[Your goal]
Select, from the material below, each line with "operator" in it.

[Task data]
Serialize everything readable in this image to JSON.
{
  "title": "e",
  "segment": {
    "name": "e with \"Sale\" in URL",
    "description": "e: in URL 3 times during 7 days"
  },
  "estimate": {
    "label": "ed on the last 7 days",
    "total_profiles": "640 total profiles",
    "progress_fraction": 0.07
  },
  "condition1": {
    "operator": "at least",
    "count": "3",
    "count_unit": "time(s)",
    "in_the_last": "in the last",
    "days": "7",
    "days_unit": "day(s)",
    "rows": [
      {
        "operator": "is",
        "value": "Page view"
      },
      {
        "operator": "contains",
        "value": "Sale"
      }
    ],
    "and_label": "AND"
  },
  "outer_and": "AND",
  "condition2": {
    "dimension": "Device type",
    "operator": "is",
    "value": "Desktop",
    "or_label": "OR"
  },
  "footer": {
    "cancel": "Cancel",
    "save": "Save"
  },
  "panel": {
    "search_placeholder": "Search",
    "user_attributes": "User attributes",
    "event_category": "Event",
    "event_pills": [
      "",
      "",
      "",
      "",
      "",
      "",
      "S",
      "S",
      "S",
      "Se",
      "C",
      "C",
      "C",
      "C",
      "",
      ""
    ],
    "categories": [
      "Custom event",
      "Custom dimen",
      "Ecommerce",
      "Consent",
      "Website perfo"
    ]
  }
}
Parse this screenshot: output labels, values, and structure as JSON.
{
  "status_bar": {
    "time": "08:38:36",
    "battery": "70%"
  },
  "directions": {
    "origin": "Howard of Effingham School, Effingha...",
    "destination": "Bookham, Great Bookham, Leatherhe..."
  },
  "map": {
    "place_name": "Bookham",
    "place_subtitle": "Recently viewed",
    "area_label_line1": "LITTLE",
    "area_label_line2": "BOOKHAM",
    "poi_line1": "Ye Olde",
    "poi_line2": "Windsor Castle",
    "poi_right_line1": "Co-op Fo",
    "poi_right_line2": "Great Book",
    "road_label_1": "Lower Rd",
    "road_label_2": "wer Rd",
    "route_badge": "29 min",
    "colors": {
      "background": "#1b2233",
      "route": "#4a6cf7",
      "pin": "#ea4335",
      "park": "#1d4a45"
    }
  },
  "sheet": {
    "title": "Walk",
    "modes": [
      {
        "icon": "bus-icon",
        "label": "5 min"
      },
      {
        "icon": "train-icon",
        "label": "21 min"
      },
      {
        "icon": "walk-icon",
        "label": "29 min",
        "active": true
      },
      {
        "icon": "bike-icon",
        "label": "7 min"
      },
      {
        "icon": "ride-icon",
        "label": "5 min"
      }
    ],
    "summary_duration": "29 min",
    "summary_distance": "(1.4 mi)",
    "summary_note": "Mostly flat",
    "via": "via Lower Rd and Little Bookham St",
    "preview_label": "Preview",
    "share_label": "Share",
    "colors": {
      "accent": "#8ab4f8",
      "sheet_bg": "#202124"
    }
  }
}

[Complete answer]
    "operator": "at least",
        "operator": "is",
        "operator": "contains",
    "operator": "is",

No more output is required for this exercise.